[Recorded data]
--- BEGIN ---

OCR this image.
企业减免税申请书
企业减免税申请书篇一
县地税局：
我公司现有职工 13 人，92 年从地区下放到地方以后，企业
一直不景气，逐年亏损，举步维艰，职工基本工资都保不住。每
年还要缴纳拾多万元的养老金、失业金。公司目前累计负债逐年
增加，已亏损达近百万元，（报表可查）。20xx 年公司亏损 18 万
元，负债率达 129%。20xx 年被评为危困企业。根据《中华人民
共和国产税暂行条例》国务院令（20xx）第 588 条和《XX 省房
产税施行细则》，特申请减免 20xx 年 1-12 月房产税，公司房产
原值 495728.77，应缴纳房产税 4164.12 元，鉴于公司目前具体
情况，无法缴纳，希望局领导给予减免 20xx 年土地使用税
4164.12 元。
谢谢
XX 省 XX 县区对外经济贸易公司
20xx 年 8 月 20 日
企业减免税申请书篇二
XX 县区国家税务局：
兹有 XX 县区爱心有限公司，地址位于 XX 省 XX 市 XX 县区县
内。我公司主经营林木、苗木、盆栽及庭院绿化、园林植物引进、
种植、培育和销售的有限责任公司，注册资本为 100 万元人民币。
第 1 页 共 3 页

--- END ---
--- BEGIN ---

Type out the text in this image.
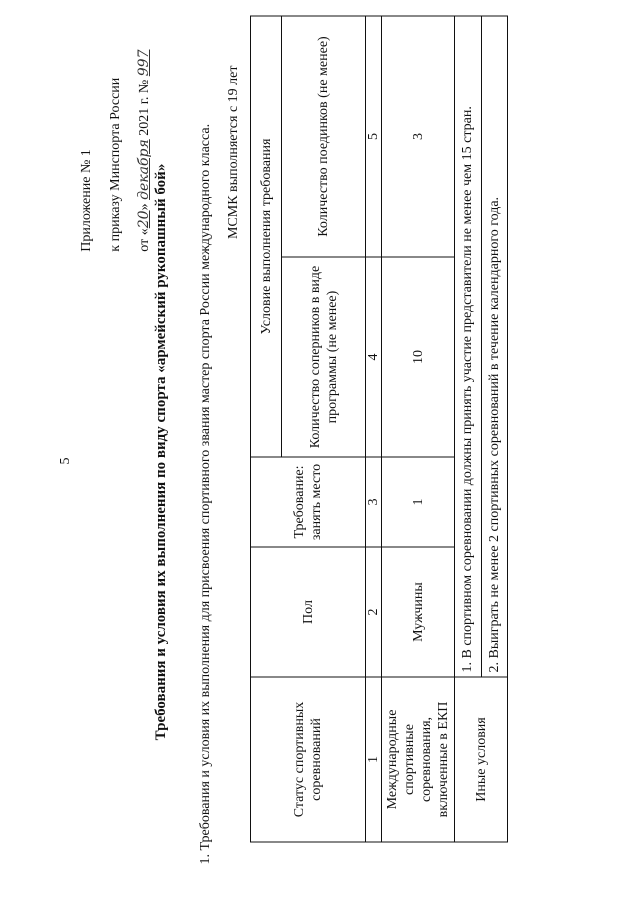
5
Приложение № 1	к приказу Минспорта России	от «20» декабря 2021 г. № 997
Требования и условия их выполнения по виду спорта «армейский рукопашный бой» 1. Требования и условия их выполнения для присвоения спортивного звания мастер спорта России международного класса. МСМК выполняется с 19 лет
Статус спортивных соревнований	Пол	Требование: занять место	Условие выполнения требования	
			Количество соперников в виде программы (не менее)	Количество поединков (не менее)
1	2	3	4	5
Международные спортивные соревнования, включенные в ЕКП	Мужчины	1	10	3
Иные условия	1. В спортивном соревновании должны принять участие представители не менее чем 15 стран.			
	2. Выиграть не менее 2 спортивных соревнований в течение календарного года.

--- END ---

Set problem :: Of the lines in the material, how many include "России"? Respond with the number alone.

Exercise response :: 2